▶

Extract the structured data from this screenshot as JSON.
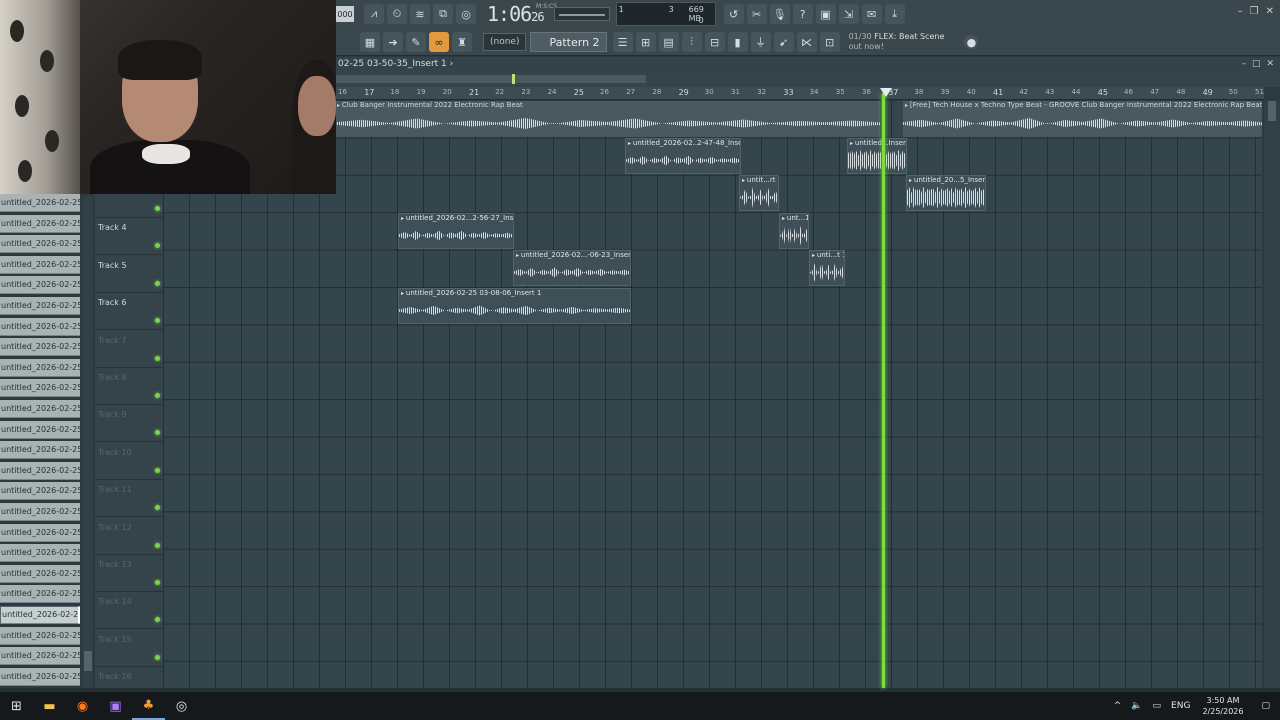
{
  "toolbar": {
    "tempo": "000",
    "time_main": "1:06",
    "time_sub": "26",
    "time_unit": "M:S:CS",
    "cpu_value": "3",
    "ram_value": "669 MB",
    "cpu_zero": "0",
    "cpu_voice": "1",
    "pattern_none": "(none)",
    "pattern_name": "Pattern 2",
    "hint_count": "01/30",
    "hint_title": "FLEX: Beat Scene",
    "hint_sub": "out now!"
  },
  "playlist": {
    "title": "02-25 03-50-35_Insert 1 ›",
    "ruler_ticks": [
      "16",
      "17",
      "18",
      "19",
      "20",
      "21",
      "22",
      "23",
      "24",
      "25",
      "26",
      "27",
      "28",
      "29",
      "30",
      "31",
      "32",
      "33",
      "34",
      "35",
      "36",
      "37",
      "38",
      "39",
      "40",
      "41",
      "42",
      "43",
      "44",
      "45",
      "46",
      "47",
      "48",
      "49",
      "50",
      "51"
    ],
    "top_clip_a": "Club Banger Instrumental 2022  Electronic Rap Beat",
    "top_clip_b": "[Free] Tech House x Techno Type Beat - GROOVE  Club Banger Instrumental 2022  Electronic Rap Beat"
  },
  "clips": [
    {
      "name": "untitled_2026-02..2-47-48_Insert 1"
    },
    {
      "name": "untitled...Insert 1"
    },
    {
      "name": "untit...rt 1"
    },
    {
      "name": "untitled_20...5_Insert 1"
    },
    {
      "name": "untitled_2026-02...2-56-27_Insert 1"
    },
    {
      "name": "unt...1"
    },
    {
      "name": "untitled_2026-02...-06-23_Insert 1"
    },
    {
      "name": "unti...t 1"
    },
    {
      "name": "untitled_2026-02-25 03-08-06_Insert 1"
    }
  ],
  "track_list": [
    "untitled_2026-02-25 03-...",
    "untitled_2026-02-25 03-...",
    "untitled_2026-02-25 03-...",
    "untitled_2026-02-25 03-...",
    "untitled_2026-02-25 03-...",
    "untitled_2026-02-25 03-...",
    "untitled_2026-02-25 03-...",
    "untitled_2026-02-25 03-...",
    "untitled_2026-02-25 03-...",
    "untitled_2026-02-25 03-...",
    "untitled_2026-02-25 03-...",
    "untitled_2026-02-25 03-...",
    "untitled_2026-02-25 03-...",
    "untitled_2026-02-25 03-...",
    "untitled_2026-02-25 03-...",
    "untitled_2026-02-25 03-...",
    "untitled_2026-02-25 03-...",
    "untitled_2026-02-25 03-...",
    "untitled_2026-02-25 03-...",
    "untitled_2026-02-25 03-...",
    "untitled_2026-02-25 03-...",
    "untitled_2026-02-25 03-...",
    "untitled_2026-02-25 03-...",
    "untitled_2026-02-25 03-..."
  ],
  "tracks": [
    "",
    "Track 4",
    "Track 5",
    "Track 6",
    "Track 7",
    "Track 8",
    "Track 9",
    "Track 10",
    "Track 11",
    "Track 12",
    "Track 13",
    "Track 14",
    "Track 15",
    "Track 16"
  ],
  "taskbar": {
    "lang": "ENG",
    "time": "3:50 AM",
    "date": "2/25/2026"
  },
  "colors": {
    "playhead": "#7be03d",
    "accent": "#e39a3f"
  }
}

◀

> _Prompt_: Word for word, quote the lines above. Omit the pictures.

> _Finished task_:
Extract the structured data from this screenshot as JSON.
{
  "toolbar": {
    "tempo": "000",
    "time_main": "1:06",
    "time_sub": "26",
    "time_unit": "M:S:CS",
    "cpu_value": "3",
    "ram_value": "669 MB",
    "cpu_zero": "0",
    "cpu_voice": "1",
    "pattern_none": "(none)",
    "pattern_name": "Pattern 2",
    "hint_count": "01/30",
    "hint_title": "FLEX: Beat Scene",
    "hint_sub": "out now!"
  },
  "playlist": {
    "title": "02-25 03-50-35_Insert 1 ›",
    "ruler_ticks": [
      "16",
      "17",
      "18",
      "19",
      "20",
      "21",
      "22",
      "23",
      "24",
      "25",
      "26",
      "27",
      "28",
      "29",
      "30",
      "31",
      "32",
      "33",
      "34",
      "35",
      "36",
      "37",
      "38",
      "39",
      "40",
      "41",
      "42",
      "43",
      "44",
      "45",
      "46",
      "47",
      "48",
      "49",
      "50",
      "51"
    ],
    "top_clip_a": "Club Banger Instrumental 2022  Electronic Rap Beat",
    "top_clip_b": "[Free] Tech House x Techno Type Beat - GROOVE  Club Banger Instrumental 2022  Electronic Rap Beat"
  },
  "clips": [
    {
      "name": "untitled_2026-02..2-47-48_Insert 1"
    },
    {
      "name": "untitled...Insert 1"
    },
    {
      "name": "untit...rt 1"
    },
    {
      "name": "untitled_20...5_Insert 1"
    },
    {
      "name": "untitled_2026-02...2-56-27_Insert 1"
    },
    {
      "name": "unt...1"
    },
    {
      "name": "untitled_2026-02...-06-23_Insert 1"
    },
    {
      "name": "unti...t 1"
    },
    {
      "name": "untitled_2026-02-25 03-08-06_Insert 1"
    }
  ],
  "track_list": [
    "untitled_2026-02-25 03-...",
    "untitled_2026-02-25 03-...",
    "untitled_2026-02-25 03-...",
    "untitled_2026-02-25 03-...",
    "untitled_2026-02-25 03-...",
    "untitled_2026-02-25 03-...",
    "untitled_2026-02-25 03-...",
    "untitled_2026-02-25 03-...",
    "untitled_2026-02-25 03-...",
    "untitled_2026-02-25 03-...",
    "untitled_2026-02-25 03-...",
    "untitled_2026-02-25 03-...",
    "untitled_2026-02-25 03-...",
    "untitled_2026-02-25 03-...",
    "untitled_2026-02-25 03-...",
    "untitled_2026-02-25 03-...",
    "untitled_2026-02-25 03-...",
    "untitled_2026-02-25 03-...",
    "untitled_2026-02-25 03-...",
    "untitled_2026-02-25 03-...",
    "untitled_2026-02-25 03-...",
    "untitled_2026-02-25 03-...",
    "untitled_2026-02-25 03-...",
    "untitled_2026-02-25 03-..."
  ],
  "tracks": [
    "",
    "Track 4",
    "Track 5",
    "Track 6",
    "Track 7",
    "Track 8",
    "Track 9",
    "Track 10",
    "Track 11",
    "Track 12",
    "Track 13",
    "Track 14",
    "Track 15",
    "Track 16"
  ],
  "taskbar": {
    "lang": "ENG",
    "time": "3:50 AM",
    "date": "2/25/2026"
  },
  "colors": {
    "playhead": "#7be03d",
    "accent": "#e39a3f"
  }
}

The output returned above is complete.